__WHAT IS EXPECTED__:
From the material below, list every line containing "your".

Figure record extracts
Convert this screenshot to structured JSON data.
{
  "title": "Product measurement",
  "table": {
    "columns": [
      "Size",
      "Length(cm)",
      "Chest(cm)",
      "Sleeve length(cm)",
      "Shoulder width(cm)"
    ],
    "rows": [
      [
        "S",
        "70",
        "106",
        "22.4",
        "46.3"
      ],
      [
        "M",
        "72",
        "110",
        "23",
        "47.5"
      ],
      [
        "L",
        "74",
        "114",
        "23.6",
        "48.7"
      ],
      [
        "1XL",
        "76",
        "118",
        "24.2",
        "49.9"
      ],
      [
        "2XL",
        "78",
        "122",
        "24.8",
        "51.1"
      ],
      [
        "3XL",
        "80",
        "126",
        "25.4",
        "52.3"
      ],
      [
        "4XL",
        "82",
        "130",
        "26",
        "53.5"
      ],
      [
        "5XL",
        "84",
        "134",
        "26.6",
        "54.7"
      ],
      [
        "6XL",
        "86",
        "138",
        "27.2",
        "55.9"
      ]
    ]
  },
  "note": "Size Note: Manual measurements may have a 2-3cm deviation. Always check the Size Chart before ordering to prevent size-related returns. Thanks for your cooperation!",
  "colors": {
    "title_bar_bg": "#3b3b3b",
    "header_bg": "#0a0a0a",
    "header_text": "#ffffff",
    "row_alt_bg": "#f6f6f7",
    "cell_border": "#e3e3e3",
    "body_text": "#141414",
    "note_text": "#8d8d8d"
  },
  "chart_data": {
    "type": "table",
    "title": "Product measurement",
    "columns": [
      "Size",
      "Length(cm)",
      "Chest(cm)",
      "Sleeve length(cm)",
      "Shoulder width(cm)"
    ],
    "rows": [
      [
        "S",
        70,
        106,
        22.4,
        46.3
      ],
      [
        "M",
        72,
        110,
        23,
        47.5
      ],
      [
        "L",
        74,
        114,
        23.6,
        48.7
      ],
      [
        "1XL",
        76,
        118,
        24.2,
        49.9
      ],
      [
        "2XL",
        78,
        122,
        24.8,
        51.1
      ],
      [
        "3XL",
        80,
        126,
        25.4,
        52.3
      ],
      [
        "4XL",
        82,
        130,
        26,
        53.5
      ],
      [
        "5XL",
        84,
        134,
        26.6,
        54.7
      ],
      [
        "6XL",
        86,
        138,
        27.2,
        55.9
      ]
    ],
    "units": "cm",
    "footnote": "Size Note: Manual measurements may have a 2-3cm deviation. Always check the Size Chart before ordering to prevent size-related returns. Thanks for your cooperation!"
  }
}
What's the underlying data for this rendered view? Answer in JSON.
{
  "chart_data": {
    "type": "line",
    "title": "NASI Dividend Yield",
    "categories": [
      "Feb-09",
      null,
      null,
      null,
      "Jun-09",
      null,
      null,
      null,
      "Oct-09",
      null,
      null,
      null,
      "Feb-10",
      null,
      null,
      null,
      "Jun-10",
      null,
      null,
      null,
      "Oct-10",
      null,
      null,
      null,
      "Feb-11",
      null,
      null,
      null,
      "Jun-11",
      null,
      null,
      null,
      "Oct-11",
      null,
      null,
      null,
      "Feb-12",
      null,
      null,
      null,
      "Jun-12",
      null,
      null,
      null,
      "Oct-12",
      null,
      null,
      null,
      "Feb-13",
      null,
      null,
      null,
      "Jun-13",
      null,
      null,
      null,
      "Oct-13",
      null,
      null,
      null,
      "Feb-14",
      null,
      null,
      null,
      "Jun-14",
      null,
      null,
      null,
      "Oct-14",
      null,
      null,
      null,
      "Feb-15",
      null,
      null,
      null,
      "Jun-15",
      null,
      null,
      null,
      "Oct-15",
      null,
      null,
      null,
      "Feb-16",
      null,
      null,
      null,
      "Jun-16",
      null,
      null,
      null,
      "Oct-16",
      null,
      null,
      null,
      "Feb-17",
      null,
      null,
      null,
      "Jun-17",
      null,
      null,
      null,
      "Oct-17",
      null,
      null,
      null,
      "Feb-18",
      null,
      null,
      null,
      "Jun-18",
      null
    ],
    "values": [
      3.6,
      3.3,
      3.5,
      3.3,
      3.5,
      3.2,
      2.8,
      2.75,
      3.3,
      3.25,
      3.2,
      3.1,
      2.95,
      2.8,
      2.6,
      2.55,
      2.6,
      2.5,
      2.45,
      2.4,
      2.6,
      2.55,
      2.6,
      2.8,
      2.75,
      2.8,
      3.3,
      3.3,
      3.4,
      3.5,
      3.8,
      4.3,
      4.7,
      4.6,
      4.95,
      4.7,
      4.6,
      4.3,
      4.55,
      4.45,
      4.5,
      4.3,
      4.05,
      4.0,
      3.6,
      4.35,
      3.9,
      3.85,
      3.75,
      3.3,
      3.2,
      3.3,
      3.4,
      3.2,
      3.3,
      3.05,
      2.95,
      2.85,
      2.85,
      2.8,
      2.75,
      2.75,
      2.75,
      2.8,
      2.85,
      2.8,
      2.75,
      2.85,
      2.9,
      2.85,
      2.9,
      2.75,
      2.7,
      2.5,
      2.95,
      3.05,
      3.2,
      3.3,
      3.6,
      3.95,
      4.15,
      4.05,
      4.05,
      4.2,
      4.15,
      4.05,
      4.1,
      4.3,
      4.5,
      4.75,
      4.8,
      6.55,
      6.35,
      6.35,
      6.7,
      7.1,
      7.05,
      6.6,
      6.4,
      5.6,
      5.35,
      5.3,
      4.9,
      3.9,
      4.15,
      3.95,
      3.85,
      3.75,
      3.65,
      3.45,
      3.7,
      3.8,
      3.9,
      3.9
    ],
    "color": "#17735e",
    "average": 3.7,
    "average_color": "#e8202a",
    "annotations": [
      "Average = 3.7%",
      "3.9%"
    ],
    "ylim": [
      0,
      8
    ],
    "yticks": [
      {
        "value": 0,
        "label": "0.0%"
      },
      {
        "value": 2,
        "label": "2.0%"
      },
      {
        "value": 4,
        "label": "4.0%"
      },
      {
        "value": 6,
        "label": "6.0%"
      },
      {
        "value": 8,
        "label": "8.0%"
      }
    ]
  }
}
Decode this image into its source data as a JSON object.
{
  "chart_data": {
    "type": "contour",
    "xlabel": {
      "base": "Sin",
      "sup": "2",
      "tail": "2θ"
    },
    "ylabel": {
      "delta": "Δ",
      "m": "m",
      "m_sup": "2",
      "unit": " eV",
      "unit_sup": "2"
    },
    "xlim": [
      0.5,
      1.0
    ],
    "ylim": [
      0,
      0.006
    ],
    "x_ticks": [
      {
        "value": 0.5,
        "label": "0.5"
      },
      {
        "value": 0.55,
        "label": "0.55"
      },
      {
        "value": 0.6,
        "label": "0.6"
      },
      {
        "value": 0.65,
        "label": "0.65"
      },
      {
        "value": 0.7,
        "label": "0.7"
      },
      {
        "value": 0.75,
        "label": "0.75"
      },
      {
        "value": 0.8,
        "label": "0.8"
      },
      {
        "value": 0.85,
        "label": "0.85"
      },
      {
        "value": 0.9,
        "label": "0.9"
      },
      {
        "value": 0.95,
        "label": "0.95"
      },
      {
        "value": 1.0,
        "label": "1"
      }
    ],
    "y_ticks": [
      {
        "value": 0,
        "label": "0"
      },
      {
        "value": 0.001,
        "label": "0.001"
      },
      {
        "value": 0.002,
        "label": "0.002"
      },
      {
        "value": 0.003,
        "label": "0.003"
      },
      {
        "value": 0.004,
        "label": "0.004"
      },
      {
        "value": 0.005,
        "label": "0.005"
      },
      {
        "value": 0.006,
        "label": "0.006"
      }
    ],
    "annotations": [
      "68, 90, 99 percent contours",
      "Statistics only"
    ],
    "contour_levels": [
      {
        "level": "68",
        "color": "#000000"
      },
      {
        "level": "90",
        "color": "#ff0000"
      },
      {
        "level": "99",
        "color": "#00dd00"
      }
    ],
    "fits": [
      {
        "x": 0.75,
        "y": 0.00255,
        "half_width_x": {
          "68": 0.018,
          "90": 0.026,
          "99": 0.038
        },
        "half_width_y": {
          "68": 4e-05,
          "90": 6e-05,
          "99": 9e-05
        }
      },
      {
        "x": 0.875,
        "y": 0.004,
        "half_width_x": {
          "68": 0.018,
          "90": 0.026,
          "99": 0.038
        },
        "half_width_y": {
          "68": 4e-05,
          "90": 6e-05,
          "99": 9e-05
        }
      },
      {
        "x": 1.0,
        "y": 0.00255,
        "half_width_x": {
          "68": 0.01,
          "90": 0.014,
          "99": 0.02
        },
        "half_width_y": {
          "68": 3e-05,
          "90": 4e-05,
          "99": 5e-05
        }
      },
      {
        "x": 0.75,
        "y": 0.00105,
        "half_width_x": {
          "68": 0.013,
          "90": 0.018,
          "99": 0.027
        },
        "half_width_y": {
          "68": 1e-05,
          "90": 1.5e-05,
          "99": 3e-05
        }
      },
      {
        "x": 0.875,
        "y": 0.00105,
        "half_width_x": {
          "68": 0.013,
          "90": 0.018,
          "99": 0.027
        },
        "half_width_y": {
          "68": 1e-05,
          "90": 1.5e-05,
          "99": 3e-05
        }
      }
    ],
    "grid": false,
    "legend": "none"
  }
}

__OUTPUT BELOW__:
  "note": "Size Note: Manual measurements may have a 2-3cm deviation. Always check the Size Chart before ordering to prevent size-related returns. Thanks for your cooperation!",
    "footnote": "Size Note: Manual measurements may have a 2-3cm deviation. Always check the Size Chart before ordering to prevent size-related returns. Thanks for your cooperation!"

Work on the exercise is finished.